Provide only the number of lines in the records below that contain "Output".

# Records supplied
****
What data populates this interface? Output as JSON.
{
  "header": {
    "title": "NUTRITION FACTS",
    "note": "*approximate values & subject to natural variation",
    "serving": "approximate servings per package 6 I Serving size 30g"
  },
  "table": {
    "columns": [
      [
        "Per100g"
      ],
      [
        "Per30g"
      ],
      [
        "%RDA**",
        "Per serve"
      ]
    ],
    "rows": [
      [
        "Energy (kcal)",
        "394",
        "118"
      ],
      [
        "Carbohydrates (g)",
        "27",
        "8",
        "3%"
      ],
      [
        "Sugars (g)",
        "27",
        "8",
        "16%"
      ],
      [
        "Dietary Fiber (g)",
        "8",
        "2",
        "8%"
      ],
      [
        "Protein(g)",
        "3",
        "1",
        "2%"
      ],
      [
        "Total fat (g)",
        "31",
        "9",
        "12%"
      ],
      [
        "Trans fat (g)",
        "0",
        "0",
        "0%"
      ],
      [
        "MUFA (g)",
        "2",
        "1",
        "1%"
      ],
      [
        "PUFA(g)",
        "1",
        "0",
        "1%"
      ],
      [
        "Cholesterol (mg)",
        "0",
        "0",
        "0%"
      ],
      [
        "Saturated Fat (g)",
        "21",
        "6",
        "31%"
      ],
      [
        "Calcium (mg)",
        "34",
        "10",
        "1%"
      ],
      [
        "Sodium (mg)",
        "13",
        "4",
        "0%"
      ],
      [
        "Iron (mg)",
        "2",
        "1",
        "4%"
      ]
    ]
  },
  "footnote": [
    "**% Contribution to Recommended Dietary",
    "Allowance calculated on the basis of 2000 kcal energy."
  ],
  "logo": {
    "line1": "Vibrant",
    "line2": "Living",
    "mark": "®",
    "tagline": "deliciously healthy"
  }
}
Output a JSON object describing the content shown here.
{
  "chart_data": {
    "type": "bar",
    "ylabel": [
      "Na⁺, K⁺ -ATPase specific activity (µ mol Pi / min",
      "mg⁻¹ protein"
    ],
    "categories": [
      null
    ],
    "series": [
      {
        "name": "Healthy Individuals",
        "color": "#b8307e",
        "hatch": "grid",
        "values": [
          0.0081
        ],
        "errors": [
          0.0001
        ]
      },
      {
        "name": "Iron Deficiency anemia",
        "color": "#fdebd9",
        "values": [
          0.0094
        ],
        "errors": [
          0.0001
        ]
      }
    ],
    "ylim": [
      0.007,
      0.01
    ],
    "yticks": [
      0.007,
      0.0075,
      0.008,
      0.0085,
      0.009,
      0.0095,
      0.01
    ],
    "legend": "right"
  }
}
****
# Task response
2